[Dataset excerpt]
+ + + + +
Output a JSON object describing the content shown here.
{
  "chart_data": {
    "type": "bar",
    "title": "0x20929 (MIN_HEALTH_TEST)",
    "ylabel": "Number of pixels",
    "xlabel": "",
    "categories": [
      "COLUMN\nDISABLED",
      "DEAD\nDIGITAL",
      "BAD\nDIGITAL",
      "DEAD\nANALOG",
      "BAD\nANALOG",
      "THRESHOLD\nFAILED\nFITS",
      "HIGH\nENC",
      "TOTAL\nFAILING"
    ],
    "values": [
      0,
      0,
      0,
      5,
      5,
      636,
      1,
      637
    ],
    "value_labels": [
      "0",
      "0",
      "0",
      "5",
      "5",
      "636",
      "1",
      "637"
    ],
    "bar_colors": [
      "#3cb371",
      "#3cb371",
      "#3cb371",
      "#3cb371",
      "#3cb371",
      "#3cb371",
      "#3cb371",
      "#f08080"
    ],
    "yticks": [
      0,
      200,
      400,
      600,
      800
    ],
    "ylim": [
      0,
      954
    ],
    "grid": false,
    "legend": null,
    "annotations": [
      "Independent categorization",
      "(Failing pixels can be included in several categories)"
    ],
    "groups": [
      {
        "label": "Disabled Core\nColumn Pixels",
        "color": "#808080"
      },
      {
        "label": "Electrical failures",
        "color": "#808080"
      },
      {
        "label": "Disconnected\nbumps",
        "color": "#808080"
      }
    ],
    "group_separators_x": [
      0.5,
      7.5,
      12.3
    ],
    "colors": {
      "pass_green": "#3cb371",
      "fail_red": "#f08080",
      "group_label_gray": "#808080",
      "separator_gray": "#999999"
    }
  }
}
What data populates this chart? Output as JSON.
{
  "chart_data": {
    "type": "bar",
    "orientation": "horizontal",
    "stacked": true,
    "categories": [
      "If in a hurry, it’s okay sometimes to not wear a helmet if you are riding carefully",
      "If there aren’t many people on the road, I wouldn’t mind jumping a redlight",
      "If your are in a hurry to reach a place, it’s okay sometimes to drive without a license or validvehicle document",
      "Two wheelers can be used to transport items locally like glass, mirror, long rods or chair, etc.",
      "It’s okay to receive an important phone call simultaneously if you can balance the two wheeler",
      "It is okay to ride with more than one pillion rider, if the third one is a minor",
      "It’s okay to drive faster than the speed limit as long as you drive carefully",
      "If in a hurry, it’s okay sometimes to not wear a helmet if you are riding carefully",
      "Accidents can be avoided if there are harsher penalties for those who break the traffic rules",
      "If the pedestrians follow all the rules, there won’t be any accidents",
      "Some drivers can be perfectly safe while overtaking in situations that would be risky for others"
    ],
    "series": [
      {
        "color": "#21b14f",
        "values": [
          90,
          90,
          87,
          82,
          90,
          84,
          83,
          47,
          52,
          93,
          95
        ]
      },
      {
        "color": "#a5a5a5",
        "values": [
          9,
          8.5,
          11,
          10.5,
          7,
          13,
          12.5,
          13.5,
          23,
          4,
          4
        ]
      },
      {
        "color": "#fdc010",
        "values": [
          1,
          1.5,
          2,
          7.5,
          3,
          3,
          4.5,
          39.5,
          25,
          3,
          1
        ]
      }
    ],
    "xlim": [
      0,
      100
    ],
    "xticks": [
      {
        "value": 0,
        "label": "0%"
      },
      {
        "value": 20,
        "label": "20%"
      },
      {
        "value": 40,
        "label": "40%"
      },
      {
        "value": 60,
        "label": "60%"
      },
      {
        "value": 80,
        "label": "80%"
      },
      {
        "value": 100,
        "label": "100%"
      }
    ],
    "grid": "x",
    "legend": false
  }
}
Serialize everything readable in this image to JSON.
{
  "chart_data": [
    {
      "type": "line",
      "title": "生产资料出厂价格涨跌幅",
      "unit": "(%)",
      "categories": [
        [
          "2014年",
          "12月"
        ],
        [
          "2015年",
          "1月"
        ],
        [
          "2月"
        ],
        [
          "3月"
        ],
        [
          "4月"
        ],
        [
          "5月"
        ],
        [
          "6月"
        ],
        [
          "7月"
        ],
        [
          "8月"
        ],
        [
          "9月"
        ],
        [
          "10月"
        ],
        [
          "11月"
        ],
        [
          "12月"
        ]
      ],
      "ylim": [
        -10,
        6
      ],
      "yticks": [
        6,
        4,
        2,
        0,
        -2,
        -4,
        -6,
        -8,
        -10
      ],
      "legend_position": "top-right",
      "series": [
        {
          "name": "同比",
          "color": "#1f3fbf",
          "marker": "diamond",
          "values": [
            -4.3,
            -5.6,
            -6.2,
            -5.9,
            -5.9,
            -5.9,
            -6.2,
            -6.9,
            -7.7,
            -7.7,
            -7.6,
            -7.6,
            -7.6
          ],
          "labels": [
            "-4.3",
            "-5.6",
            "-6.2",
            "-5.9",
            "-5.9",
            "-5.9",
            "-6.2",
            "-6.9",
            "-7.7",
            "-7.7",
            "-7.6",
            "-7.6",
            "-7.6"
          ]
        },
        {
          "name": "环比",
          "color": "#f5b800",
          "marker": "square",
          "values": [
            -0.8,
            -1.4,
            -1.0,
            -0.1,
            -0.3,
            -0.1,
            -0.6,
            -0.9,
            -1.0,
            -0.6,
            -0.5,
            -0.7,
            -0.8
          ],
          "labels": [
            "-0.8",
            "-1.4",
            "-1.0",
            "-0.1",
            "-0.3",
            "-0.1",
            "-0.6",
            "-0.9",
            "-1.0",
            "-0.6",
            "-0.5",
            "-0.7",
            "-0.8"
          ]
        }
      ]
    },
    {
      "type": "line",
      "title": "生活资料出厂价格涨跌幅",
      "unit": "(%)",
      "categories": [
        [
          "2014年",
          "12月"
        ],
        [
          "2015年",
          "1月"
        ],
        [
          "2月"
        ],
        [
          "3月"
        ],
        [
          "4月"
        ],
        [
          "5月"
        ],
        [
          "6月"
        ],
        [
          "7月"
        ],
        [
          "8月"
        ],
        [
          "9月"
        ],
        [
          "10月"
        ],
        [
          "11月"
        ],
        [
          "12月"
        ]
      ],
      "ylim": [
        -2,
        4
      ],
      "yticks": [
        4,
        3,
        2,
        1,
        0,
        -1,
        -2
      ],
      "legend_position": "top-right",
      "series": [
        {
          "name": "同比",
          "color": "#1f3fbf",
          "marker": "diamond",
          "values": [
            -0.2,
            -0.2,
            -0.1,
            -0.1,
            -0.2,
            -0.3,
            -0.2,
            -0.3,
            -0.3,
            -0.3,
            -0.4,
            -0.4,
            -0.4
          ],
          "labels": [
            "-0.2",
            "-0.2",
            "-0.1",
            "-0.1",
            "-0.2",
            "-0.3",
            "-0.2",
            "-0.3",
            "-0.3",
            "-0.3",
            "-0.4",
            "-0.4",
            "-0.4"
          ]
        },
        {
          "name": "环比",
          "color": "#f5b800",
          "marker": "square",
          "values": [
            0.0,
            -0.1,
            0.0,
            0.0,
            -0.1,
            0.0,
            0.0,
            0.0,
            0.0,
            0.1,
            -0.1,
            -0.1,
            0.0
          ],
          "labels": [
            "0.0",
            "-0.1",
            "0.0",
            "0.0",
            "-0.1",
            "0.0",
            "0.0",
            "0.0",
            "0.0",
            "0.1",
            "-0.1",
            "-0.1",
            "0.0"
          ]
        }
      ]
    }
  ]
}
+ + + + +
[Problem to solve]
Your answer should be a single number: the count of lines containing the word "Output".

[Task solution]
2